OBJECTIVE: Return the passage of the digest below from "<turkel@...> (Eli Turkel)" up to and including "he is mistaken....", copied word for word.

# TEXT PASSAGE start

Volume 15 Number 61
                       Produced: Sun Oct  9  1:25:40 1994

Subjects Discussed In This Issue: 

Changes in Halachah
         [David Charlap]
Creation; non-Jews & Yom Kippur
         [Arnie Kuzmack]
         [Mark Eisen]
Israeli Esrogim and Heter Mechira
         [Akiva Miller]
Sam Juni's citation of Greek Paradoxes
         [Jules Reichel]
Women Carrying Sefer Torah
         [Andrew Jay Koshner]
Zeno and the Liar
         [Sam Juni]


From: <david@...> (David Charlap)
Date: Tue, 4 Oct 94 11:29:40 EDT
Subject: Re: Changes in Halachah

<turkel@...> (Eli Turkel) writes:
>     However, in reality, Halachah has continuously been affected by
>contemporary society. In medieval Spain more than in Poland but some
>influence at all times. If someone thinks he is not influenced by the
>outside world because he reads only Torah books he is mistaken....

While I agree with this premise, some of your examples are a bit
far-fetched.  Many of the changes you speak of are not because of
foreign cultures but to purely internal events, or due to non-cultural

>1.  The rabbis abolished the Sotah waters and also capital punishment
>    sbecause ociety had changed and murder and adultery became
>    prevelant.

Where is the source that this is the reason?  I've never heard this
before.  The Sotah waters were stopped because they don't work without
the Temple and the Kohanim.  As for capital punishment, only a Bet Din
of 70 (the Sanhedren) can issue a halachic death sentence.  The
Sanhedren hasn't existed for over 1000 years.

Neither the Sotah waters nor capital punishment were abolished - it
became ipossible to implement them, so alternatives were found.

>3. S.A. Orach Chaim 3:11 discusses what material can be used to clean
>   oneself in the bathroom. Again Magen Avraham discusses why these
>   prohibitions are no longer observed.

OK.  What does M.A. say?  Is it because of cultural influences or some
other readon?  I don't consider the existance of a clean house a
"cultural influence."

>5. The law gives preference for a Talmid Chacham who appears in court.
>   The Semah states that today we no longer apply this law (CM 15:1).

Again, does he say why?

>10. EE 1:2 We no longer force a couple to get divorced if they are
>   childless for 10 years and similarly for other laws concerning which
>   shidduch is appropriate (i.e. between a young man and an elderly
>   woman etc.)

When did we ever _force_ a couple to get divorced?  Unheard of!
Avraham and Sarah were married without children for lots more than 10
years!  Tradition teaches us that they observed the Torah.

# TEXT PASSAGE end
# ENTRIES SHOWN start

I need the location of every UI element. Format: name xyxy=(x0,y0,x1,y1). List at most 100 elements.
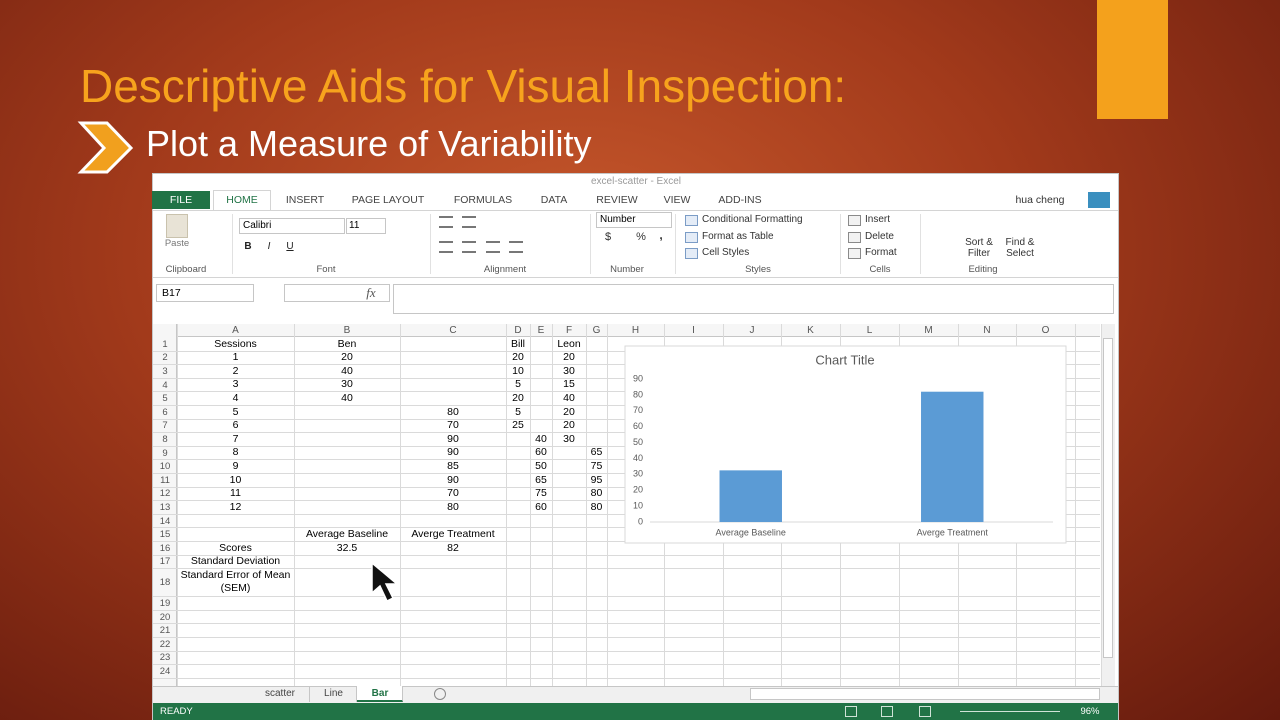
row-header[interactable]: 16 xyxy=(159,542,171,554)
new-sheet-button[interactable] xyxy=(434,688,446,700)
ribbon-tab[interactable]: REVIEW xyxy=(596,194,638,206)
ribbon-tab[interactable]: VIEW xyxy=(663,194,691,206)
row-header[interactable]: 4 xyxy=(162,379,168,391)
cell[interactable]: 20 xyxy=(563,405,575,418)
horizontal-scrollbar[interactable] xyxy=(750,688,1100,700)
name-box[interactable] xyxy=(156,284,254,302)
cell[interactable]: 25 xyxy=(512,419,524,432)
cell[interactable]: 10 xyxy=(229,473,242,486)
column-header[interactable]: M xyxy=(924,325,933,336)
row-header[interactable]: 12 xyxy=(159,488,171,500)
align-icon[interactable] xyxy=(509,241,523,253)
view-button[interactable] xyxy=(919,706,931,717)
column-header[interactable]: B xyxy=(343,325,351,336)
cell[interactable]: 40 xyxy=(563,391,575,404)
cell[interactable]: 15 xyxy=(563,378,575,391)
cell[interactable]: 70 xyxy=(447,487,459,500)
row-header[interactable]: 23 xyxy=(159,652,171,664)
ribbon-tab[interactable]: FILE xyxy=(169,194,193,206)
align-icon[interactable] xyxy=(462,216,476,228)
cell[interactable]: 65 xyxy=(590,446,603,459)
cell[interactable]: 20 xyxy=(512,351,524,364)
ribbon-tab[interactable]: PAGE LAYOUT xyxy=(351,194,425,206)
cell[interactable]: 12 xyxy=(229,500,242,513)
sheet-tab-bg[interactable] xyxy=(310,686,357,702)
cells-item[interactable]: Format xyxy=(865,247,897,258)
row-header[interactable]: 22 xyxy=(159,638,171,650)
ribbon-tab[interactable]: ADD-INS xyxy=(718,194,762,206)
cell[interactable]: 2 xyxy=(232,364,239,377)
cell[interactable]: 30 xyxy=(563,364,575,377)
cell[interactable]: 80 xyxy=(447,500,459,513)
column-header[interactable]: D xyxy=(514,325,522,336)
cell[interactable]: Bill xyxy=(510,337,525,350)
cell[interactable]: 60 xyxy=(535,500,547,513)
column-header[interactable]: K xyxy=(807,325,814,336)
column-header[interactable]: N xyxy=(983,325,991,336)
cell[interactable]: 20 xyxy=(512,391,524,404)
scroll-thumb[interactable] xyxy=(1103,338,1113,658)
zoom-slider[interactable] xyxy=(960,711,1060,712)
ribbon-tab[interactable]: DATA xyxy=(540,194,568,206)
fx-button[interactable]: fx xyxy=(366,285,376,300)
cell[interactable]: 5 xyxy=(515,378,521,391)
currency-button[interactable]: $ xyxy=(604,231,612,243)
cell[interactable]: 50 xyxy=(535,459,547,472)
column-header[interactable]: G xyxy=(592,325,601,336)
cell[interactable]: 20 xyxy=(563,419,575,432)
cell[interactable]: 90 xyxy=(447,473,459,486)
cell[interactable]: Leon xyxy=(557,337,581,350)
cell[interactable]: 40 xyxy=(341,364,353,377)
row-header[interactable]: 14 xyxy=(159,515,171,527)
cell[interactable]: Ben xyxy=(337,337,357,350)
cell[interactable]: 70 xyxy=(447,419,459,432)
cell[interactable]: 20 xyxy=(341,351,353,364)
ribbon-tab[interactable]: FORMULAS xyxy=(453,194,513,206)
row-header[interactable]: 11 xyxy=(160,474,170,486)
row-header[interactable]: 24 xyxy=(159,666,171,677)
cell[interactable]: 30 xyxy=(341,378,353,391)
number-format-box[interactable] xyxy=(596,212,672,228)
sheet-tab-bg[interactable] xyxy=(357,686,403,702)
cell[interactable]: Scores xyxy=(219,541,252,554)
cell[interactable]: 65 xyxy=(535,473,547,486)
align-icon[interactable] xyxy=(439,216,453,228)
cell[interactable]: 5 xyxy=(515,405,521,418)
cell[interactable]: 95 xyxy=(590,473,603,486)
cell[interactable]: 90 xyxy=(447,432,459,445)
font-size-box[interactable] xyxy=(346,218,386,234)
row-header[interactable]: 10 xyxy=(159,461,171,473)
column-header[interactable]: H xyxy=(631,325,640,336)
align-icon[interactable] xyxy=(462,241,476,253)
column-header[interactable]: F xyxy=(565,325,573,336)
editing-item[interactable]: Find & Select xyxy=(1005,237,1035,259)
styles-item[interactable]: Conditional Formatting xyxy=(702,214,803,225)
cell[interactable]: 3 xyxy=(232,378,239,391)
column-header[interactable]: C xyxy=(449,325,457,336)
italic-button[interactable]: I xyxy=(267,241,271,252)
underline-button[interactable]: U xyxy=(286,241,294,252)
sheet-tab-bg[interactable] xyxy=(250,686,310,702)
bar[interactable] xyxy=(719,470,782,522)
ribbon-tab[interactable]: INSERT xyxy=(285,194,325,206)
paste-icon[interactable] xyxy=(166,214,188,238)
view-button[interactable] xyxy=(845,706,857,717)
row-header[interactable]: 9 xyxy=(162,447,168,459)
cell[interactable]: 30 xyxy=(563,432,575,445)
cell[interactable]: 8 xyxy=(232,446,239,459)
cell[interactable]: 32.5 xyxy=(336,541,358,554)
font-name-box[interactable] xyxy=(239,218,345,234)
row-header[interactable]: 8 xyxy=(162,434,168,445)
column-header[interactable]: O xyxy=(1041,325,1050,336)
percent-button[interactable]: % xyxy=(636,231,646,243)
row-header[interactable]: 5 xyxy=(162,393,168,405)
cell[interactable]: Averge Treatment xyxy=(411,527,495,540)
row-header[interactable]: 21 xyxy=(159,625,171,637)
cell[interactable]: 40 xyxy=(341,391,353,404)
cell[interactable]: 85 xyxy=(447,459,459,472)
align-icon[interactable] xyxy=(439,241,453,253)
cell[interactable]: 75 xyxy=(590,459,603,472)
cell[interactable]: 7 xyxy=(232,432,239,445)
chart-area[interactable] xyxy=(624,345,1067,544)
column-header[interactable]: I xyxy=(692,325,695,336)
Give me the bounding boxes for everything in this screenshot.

# ENTRIES SHOWN end

OUTPUT FOR THIS EXERCISE:
<turkel@...> (Eli Turkel) writes:
>     However, in reality, Halachah has continuously been affected by
>contemporary society. In medieval Spain more than in Poland but some
>influence at all times. If someone thinks he is not influenced by the
>outside world because he reads only Torah books he is mistaken....